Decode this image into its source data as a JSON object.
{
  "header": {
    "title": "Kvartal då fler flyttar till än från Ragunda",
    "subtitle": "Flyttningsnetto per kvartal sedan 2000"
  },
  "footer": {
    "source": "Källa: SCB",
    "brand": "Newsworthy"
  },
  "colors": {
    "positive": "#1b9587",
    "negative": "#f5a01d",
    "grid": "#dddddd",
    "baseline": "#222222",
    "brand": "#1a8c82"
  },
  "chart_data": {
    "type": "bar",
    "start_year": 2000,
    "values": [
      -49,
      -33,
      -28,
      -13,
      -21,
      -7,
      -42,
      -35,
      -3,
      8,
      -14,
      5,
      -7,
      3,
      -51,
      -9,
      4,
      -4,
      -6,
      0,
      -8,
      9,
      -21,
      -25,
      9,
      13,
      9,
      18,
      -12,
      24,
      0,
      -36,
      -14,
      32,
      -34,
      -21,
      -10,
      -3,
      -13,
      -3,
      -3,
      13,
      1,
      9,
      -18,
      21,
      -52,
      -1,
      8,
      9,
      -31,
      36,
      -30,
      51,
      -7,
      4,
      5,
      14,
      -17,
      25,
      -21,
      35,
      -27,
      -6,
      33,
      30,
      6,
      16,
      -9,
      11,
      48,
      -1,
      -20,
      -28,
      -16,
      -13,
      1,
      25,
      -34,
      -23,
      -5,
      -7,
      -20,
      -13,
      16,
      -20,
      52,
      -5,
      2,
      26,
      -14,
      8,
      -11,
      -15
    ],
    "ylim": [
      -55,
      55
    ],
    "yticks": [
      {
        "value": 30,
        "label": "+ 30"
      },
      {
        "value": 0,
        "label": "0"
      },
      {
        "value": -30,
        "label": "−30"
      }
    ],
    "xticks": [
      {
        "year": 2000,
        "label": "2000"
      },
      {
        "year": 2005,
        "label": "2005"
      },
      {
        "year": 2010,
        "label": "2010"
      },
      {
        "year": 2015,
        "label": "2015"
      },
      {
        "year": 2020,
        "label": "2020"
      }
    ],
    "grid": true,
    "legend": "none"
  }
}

========================================================================

WHAT TO DO
Looking at the data above, show all lines where the word "source" occurs.

TASK SOLUTION
Decode this image into its source data as a JSON object.
    "source": "Källa: SCB",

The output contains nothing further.